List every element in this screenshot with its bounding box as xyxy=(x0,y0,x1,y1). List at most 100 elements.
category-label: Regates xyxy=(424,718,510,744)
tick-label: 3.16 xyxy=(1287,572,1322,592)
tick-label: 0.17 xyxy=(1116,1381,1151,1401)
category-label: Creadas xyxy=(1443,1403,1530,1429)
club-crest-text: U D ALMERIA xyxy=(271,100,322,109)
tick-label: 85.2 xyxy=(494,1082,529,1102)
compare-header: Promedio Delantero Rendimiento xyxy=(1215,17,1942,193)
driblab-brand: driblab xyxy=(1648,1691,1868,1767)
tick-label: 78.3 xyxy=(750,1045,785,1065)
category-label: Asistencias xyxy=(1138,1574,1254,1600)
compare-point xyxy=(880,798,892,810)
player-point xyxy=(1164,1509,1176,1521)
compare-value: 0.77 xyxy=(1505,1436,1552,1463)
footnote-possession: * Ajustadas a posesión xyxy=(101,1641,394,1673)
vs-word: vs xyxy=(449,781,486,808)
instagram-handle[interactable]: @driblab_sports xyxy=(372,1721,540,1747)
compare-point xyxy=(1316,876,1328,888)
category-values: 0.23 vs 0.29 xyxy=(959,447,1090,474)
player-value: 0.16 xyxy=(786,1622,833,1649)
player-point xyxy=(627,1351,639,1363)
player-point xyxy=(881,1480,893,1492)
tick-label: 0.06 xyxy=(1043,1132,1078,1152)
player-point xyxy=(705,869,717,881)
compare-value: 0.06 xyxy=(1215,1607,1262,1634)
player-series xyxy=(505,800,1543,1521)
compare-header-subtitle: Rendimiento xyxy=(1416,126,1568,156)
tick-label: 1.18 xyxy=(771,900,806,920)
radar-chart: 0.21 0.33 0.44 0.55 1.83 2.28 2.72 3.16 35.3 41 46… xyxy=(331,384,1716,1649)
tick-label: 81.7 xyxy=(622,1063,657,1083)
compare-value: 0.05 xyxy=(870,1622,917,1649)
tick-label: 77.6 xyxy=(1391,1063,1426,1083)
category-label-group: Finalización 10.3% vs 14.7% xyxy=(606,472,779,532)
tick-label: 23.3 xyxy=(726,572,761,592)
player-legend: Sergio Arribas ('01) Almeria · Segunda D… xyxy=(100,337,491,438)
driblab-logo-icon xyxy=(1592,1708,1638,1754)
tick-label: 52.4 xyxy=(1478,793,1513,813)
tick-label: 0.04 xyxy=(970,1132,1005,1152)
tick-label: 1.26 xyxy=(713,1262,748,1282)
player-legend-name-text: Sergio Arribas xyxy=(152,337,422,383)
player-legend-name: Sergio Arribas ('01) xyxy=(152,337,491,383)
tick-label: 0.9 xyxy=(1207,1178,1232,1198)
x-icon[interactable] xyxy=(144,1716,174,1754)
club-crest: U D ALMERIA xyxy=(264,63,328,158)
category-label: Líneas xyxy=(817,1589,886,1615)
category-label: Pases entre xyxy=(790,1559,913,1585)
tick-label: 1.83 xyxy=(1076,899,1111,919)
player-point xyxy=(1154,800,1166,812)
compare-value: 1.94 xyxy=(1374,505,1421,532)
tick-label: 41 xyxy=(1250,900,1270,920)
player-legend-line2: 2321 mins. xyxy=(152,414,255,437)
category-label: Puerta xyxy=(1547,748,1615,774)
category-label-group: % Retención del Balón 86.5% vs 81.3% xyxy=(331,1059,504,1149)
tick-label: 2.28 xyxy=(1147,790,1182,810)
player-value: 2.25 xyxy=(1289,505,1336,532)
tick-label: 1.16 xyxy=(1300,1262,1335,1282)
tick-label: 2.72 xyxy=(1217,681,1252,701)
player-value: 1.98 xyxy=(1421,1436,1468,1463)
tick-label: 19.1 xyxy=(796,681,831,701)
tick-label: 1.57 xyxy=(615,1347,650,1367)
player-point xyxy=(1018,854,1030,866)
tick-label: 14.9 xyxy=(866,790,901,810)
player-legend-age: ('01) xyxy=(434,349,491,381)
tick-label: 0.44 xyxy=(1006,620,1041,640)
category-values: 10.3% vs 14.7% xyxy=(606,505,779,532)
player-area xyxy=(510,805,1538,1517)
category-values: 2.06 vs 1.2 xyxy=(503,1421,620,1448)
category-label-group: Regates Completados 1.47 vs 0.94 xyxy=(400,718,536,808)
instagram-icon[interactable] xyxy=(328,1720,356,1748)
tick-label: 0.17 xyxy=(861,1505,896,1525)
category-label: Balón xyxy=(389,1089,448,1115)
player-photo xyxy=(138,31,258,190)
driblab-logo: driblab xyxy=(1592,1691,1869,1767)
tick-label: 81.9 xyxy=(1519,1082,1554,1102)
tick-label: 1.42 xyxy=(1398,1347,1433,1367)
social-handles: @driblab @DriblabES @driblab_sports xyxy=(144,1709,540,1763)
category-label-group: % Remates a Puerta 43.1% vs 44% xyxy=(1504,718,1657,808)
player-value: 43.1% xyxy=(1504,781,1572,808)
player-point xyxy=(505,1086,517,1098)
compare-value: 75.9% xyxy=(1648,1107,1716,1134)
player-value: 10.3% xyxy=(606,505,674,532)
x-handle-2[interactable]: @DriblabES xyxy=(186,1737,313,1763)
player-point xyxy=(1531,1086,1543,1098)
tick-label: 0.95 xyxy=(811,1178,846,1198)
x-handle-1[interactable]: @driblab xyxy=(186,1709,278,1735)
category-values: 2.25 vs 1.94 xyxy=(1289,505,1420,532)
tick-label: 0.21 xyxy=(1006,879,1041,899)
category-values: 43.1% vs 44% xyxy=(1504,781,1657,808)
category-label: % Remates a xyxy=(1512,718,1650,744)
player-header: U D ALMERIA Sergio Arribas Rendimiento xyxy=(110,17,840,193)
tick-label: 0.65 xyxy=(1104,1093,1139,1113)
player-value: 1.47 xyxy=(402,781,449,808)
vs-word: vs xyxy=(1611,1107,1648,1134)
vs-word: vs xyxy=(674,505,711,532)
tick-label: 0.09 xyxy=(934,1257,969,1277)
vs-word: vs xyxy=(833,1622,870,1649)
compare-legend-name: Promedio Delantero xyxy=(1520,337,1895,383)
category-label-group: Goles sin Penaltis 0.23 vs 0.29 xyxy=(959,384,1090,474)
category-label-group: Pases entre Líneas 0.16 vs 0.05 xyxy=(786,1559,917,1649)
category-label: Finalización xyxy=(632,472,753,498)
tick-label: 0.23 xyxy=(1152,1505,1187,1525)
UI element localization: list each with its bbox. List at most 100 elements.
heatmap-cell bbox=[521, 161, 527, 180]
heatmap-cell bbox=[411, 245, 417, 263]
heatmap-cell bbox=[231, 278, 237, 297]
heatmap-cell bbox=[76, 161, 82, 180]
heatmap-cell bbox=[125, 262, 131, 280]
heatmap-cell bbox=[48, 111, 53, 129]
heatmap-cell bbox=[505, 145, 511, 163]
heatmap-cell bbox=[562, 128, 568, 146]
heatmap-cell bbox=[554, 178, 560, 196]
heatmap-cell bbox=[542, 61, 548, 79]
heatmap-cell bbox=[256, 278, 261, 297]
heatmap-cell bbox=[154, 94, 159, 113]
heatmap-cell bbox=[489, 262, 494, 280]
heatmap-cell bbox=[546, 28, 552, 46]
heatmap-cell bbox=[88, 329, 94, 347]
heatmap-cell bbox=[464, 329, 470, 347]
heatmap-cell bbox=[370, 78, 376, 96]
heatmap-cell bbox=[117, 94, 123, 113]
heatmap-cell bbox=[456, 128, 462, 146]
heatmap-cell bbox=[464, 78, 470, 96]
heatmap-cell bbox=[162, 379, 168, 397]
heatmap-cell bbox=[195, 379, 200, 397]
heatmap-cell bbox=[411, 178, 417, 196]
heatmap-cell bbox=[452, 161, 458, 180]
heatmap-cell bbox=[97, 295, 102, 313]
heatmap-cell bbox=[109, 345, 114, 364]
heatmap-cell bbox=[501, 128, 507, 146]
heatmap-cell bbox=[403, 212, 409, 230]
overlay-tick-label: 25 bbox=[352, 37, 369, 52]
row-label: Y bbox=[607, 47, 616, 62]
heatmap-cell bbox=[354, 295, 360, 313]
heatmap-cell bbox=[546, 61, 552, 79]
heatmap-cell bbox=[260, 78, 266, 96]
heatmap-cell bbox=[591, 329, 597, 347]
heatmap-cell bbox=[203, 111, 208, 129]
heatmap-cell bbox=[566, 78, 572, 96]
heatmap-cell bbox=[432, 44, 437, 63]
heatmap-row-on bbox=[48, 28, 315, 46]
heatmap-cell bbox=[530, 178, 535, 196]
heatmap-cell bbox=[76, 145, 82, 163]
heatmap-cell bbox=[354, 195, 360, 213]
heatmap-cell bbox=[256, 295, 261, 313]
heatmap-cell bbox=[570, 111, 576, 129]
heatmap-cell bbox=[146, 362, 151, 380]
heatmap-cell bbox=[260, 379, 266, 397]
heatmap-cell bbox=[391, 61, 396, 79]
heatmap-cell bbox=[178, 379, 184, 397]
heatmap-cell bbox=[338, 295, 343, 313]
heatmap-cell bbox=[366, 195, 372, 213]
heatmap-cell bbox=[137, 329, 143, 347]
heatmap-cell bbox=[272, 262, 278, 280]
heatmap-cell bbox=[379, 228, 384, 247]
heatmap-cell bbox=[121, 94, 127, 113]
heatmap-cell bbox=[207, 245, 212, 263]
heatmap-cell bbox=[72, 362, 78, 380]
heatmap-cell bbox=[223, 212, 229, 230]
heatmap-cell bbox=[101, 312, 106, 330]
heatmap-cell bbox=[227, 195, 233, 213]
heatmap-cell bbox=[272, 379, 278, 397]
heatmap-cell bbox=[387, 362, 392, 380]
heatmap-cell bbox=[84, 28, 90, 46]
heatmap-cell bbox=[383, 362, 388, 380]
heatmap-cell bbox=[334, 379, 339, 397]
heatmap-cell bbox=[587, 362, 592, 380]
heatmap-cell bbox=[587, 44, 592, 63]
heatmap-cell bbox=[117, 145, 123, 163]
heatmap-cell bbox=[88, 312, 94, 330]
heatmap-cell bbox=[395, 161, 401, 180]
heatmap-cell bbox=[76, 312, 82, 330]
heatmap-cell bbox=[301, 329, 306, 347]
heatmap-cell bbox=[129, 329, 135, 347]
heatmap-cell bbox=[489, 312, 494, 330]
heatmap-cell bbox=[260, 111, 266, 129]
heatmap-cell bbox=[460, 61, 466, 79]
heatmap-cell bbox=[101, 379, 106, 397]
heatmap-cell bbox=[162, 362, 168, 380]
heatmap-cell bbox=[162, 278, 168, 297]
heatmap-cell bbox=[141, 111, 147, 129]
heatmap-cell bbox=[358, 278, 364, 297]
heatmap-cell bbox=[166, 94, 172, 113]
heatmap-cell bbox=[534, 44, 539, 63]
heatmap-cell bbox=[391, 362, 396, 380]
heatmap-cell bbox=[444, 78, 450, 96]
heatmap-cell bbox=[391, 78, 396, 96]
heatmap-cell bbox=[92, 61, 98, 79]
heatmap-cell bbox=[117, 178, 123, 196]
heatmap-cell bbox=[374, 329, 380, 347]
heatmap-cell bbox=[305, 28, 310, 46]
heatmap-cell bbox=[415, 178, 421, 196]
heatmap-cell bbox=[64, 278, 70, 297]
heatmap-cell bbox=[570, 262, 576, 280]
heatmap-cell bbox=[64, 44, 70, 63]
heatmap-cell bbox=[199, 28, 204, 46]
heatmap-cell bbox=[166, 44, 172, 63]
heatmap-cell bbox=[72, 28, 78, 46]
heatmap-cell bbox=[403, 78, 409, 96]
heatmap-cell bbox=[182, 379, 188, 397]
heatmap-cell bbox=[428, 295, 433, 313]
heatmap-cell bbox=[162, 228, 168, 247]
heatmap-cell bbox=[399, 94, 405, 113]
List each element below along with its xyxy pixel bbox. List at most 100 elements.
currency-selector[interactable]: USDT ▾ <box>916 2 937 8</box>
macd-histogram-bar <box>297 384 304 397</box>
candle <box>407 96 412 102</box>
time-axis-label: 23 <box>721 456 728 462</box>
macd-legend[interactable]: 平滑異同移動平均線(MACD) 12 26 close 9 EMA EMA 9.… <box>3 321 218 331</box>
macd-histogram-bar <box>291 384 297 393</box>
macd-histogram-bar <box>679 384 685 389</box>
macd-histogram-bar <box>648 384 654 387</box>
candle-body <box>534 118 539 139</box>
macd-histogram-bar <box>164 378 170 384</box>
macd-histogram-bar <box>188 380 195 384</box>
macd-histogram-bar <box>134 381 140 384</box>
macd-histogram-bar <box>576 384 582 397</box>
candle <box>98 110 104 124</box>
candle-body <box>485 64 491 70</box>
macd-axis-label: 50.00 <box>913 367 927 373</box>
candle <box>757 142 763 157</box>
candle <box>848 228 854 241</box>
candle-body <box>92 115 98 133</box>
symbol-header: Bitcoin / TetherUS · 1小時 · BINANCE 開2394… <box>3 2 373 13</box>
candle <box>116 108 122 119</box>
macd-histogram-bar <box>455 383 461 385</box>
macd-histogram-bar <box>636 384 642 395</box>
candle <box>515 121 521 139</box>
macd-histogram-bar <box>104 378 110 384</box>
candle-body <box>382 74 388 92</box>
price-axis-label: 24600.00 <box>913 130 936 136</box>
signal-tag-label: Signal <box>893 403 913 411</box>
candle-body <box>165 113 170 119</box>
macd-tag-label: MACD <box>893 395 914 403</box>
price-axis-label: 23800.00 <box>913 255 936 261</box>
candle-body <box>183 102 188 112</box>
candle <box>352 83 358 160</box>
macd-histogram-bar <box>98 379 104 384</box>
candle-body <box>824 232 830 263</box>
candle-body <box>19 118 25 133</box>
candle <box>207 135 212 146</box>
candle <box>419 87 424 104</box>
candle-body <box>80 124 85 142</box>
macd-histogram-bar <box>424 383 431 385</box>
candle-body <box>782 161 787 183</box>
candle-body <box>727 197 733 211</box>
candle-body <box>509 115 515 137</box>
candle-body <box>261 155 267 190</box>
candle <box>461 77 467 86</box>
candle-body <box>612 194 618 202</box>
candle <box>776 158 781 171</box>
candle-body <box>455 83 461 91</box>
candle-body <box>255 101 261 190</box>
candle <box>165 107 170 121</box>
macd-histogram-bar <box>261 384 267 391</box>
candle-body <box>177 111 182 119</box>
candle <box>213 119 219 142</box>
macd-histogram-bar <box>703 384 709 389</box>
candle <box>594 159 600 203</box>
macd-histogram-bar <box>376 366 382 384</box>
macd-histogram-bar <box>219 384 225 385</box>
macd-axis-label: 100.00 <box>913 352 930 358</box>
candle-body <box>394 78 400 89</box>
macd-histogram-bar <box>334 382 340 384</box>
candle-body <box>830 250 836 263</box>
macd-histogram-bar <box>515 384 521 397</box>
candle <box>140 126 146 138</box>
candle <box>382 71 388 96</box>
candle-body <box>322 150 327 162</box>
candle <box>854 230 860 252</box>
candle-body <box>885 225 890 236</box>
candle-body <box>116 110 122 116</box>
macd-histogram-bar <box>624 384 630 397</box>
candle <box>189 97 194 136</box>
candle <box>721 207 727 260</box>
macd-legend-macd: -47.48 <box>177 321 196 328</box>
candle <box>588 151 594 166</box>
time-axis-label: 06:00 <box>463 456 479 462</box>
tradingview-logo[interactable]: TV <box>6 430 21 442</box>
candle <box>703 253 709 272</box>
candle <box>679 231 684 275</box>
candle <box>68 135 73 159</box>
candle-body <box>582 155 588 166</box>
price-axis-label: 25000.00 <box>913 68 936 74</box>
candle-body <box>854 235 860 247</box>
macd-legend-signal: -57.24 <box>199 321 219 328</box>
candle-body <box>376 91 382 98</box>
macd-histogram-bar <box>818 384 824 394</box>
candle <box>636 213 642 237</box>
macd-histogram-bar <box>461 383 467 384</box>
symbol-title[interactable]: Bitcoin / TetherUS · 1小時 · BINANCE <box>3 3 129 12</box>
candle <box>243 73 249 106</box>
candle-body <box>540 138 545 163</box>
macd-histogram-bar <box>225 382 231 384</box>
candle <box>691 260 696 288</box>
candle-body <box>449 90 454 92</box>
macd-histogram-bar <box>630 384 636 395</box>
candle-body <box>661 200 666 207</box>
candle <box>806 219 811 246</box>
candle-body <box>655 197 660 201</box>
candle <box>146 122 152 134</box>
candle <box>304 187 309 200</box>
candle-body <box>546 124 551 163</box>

■ ■ ■ ■

- [Challenge]:
Express the data as a Markdown table with the columns Row and Entry, one numbered row per line, from the first line of the data to the line containing "driblab-brand: driblab xyxy=(1648,1691,1868,1767)", both ends included. Leave out blank lines.

- [Output below]:
| Row | Entry |
|---|---|
| 1 | List every element in this screenshot with its bounding box as xyxy=(x0,y0,x1,y1). List at most 100 elements. |
| 2 | category-label: Regates xyxy=(424,718,510,744) |
| 3 | tick-label: 3.16 xyxy=(1287,572,1322,592) |
| 4 | tick-label: 0.17 xyxy=(1116,1381,1151,1401) |
| 5 | category-label: Creadas xyxy=(1443,1403,1530,1429) |
| 6 | club-crest-text: U D ALMERIA xyxy=(271,100,322,109) |
| 7 | tick-label: 85.2 xyxy=(494,1082,529,1102) |
| 8 | compare-header: Promedio Delantero Rendimiento xyxy=(1215,17,1942,193) |
| 9 | driblab-brand: driblab xyxy=(1648,1691,1868,1767) |